EXERCISE REQUIREMENTS: Copy each line that contains the string "plan", taking them from the material.

DATA FOR ANALYSIS:

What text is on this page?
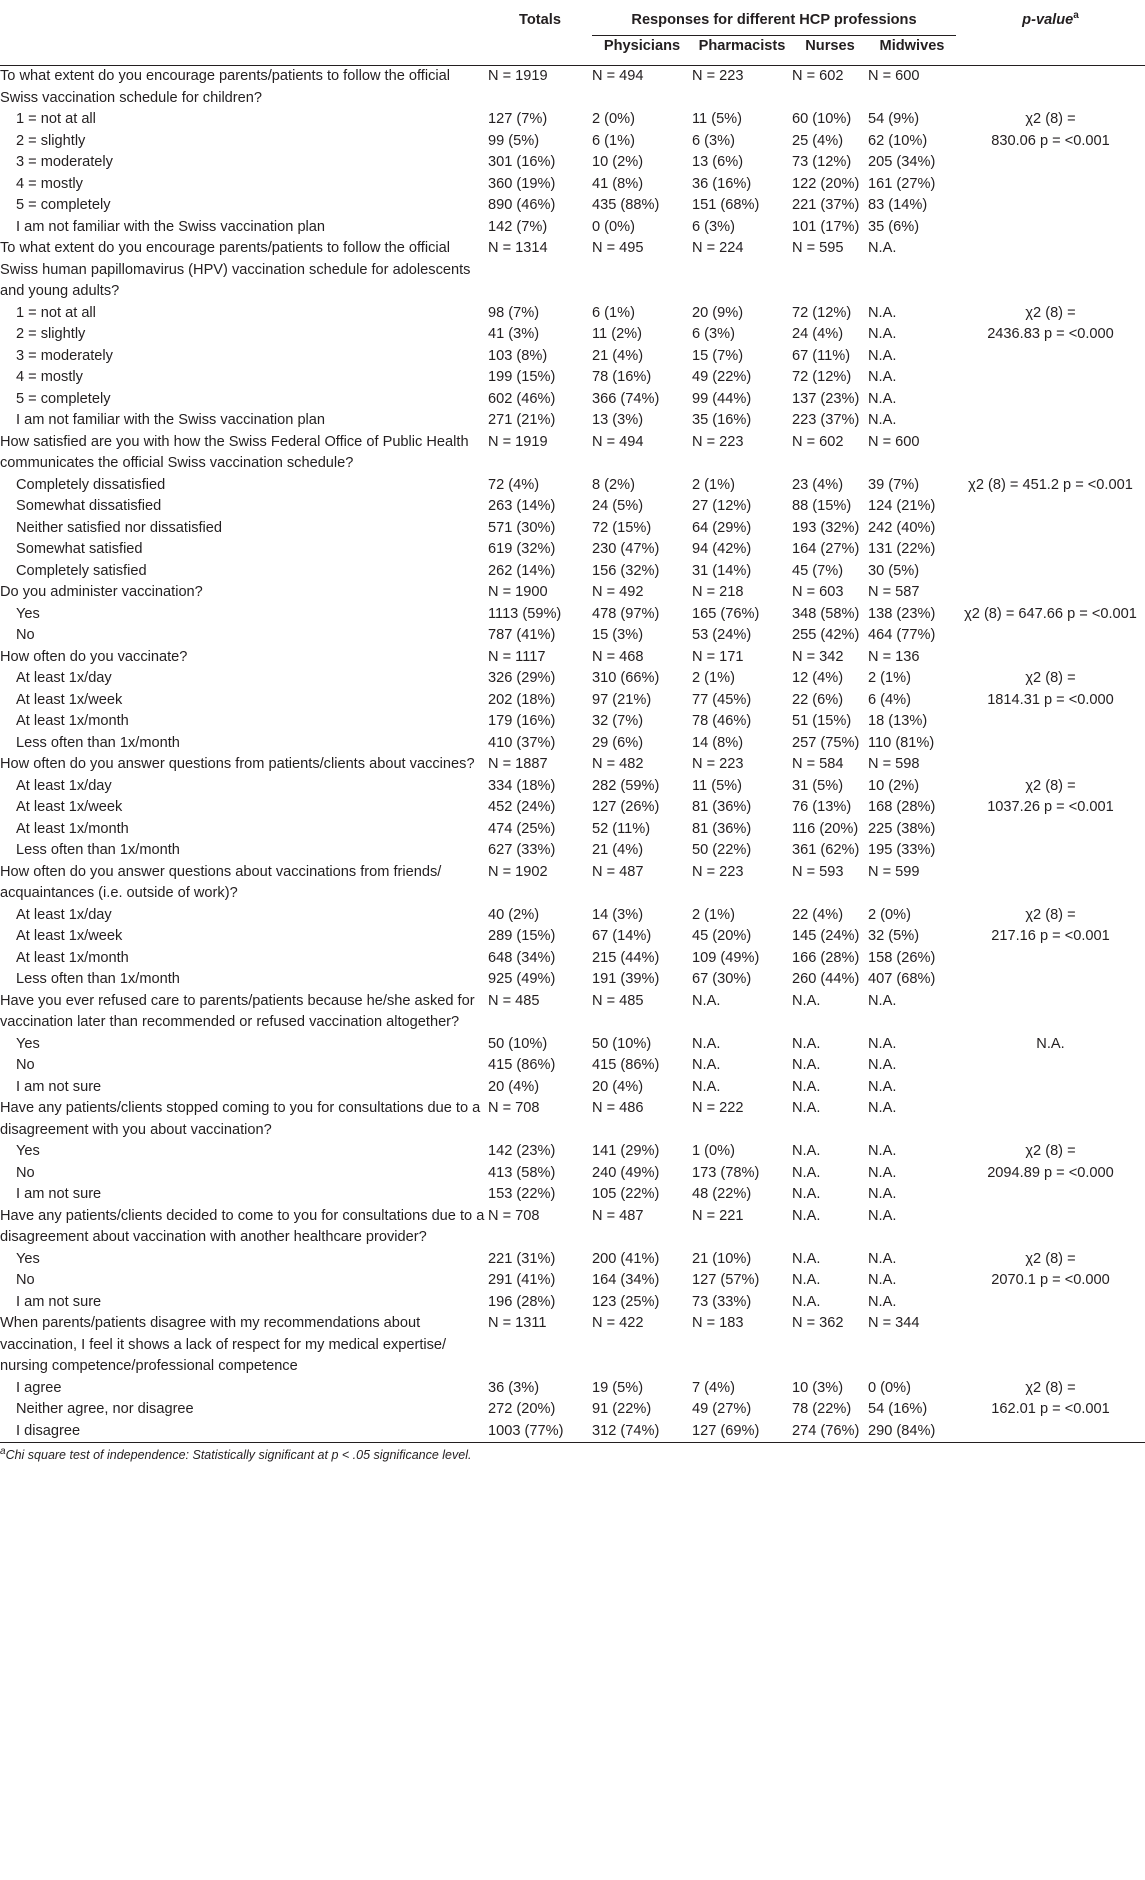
	Totals	Responses for different HCP professions				p-value$^a$
		Physicians	Pharmacists	Nurses	Midwives	
To what extent do you encourage parents/patients to follow the official Swiss vaccination schedule for children?	N = 1919	N = 494	N = 223	N = 602	N = 600	
1 = not at all	127 (7%)	2 (0%)	11 (5%)	60 (10%)	54 (9%)	χ2 (8) =
2 = slightly	99 (5%)	6 (1%)	6 (3%)	25 (4%)	62 (10%)	830.06 p = <0.001
3 = moderately	301 (16%)	10 (2%)	13 (6%)	73 (12%)	205 (34%)	
4 = mostly	360 (19%)	41 (8%)	36 (16%)	122 (20%)	161 (27%)	
5 = completely	890 (46%)	435 (88%)	151 (68%)	221 (37%)	83 (14%)	
I am not familiar with the Swiss vaccination plan	142 (7%)	0 (0%)	6 (3%)	101 (17%)	35 (6%)	
To what extent do you encourage parents/patients to follow the official Swiss human papillomavirus (HPV) vaccination schedule for adolescents and young adults?	N = 1314	N = 495	N = 224	N = 595	N.A.	
1 = not at all	98 (7%)	6 (1%)	20 (9%)	72 (12%)	N.A.	χ2 (8) =
2 = slightly	41 (3%)	11 (2%)	6 (3%)	24 (4%)	N.A.	2436.83 p = <0.000
3 = moderately	103 (8%)	21 (4%)	15 (7%)	67 (11%)	N.A.	
4 = mostly	199 (15%)	78 (16%)	49 (22%)	72 (12%)	N.A.	
5 = completely	602 (46%)	366 (74%)	99 (44%)	137 (23%)	N.A.	
I am not familiar with the Swiss vaccination plan	271 (21%)	13 (3%)	35 (16%)	223 (37%)	N.A.	
How satisfied are you with how the Swiss Federal Office of Public Health communicates the official Swiss vaccination schedule?	N = 1919	N = 494	N = 223	N = 602	N = 600	
Completely dissatisfied	72 (4%)	8 (2%)	2 (1%)	23 (4%)	39 (7%)	χ2 (8) = 451.2 p = <0.001
Somewhat dissatisfied	263 (14%)	24 (5%)	27 (12%)	88 (15%)	124 (21%)	
Neither satisfied nor dissatisfied	571 (30%)	72 (15%)	64 (29%)	193 (32%)	242 (40%)	
Somewhat satisfied	619 (32%)	230 (47%)	94 (42%)	164 (27%)	131 (22%)	
Completely satisfied	262 (14%)	156 (32%)	31 (14%)	45 (7%)	30 (5%)	
Do you administer vaccination?	N = 1900	N = 492	N = 218	N = 603	N = 587	
Yes	1113 (59%)	478 (97%)	165 (76%)	348 (58%)	138 (23%)	χ2 (8) = 647.66 p = <0.001
No	787 (41%)	15 (3%)	53 (24%)	255 (42%)	464 (77%)	
How often do you vaccinate?	N = 1117	N = 468	N = 171	N = 342	N = 136	
At least 1x/day	326 (29%)	310 (66%)	2 (1%)	12 (4%)	2 (1%)	χ2 (8) =
At least 1x/week	202 (18%)	97 (21%)	77 (45%)	22 (6%)	6 (4%)	1814.31 p = <0.000
At least 1x/month	179 (16%)	32 (7%)	78 (46%)	51 (15%)	18 (13%)	
Less often than 1x/month	410 (37%)	29 (6%)	14 (8%)	257 (75%)	110 (81%)	
How often do you answer questions from patients/clients about vaccines?	N = 1887	N = 482	N = 223	N = 584	N = 598	
At least 1x/day	334 (18%)	282 (59%)	11 (5%)	31 (5%)	10 (2%)	χ2 (8) =
At least 1x/week	452 (24%)	127 (26%)	81 (36%)	76 (13%)	168 (28%)	1037.26 p = <0.001
At least 1x/month	474 (25%)	52 (11%)	81 (36%)	116 (20%)	225 (38%)	
Less often than 1x/month	627 (33%)	21 (4%)	50 (22%)	361 (62%)	195 (33%)	
How often do you answer questions about vaccinations from friends/ acquaintances (i.e. outside of work)?	N = 1902	N = 487	N = 223	N = 593	N = 599	
At least 1x/day	40 (2%)	14 (3%)	2 (1%)	22 (4%)	2 (0%)	χ2 (8) =
At least 1x/week	289 (15%)	67 (14%)	45 (20%)	145 (24%)	32 (5%)	217.16 p = <0.001
At least 1x/month	648 (34%)	215 (44%)	109 (49%)	166 (28%)	158 (26%)	
Less often than 1x/month	925 (49%)	191 (39%)	67 (30%)	260 (44%)	407 (68%)	
Have you ever refused care to parents/patients because he/she asked for vaccination later than recommended or refused vaccination altogether?	N = 485	N = 485	N.A.	N.A.	N.A.	
Yes	50 (10%)	50 (10%)	N.A.	N.A.	N.A.	N.A.
No	415 (86%)	415 (86%)	N.A.	N.A.	N.A.	
I am not sure	20 (4%)	20 (4%)	N.A.	N.A.	N.A.	
Have any patients/clients stopped coming to you for consultations due to a disagreement with you about vaccination?	N = 708	N = 486	N = 222	N.A.	N.A.	
Yes	142 (23%)	141 (29%)	1 (0%)	N.A.	N.A.	χ2 (8) =
No	413 (58%)	240 (49%)	173 (78%)	N.A.	N.A.	2094.89 p = <0.000
I am not sure	153 (22%)	105 (22%)	48 (22%)	N.A.	N.A.	
Have any patients/clients decided to come to you for consultations due to a disagreement about vaccination with another healthcare provider?	N = 708	N = 487	N = 221	N.A.	N.A.	
Yes	221 (31%)	200 (41%)	21 (10%)	N.A.	N.A.	χ2 (8) =
No	291 (41%)	164 (34%)	127 (57%)	N.A.	N.A.	2070.1 p = <0.000
I am not sure	196 (28%)	123 (25%)	73 (33%)	N.A.	N.A.	
When parents/patients disagree with my recommendations about vaccination, I feel it shows a lack of respect for my medical expertise/ nursing competence/professional competence	N = 1311	N = 422	N = 183	N = 362	N = 344	
I agree	36 (3%)	19 (5%)	7 (4%)	10 (3%)	0 (0%)	χ2 (8) =
Neither agree, nor disagree	272 (20%)	91 (22%)	49 (27%)	78 (22%)	54 (16%)	162.01 p = <0.001
I disagree	1003 (77%)	312 (74%)	127 (69%)	274 (76%)	290 (84%)	
$^a$Chi square test of independence: Statistically significant at p < .05 significance level.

WRITTEN ANSWER:
I am not familiar with the Swiss vaccination plan	142 (7%)	0 (0%)	6 (3%)	101 (17%)	35 (6%)	
I am not familiar with the Swiss vaccination plan	271 (21%)	13 (3%)	35 (16%)	223 (37%)	N.A.	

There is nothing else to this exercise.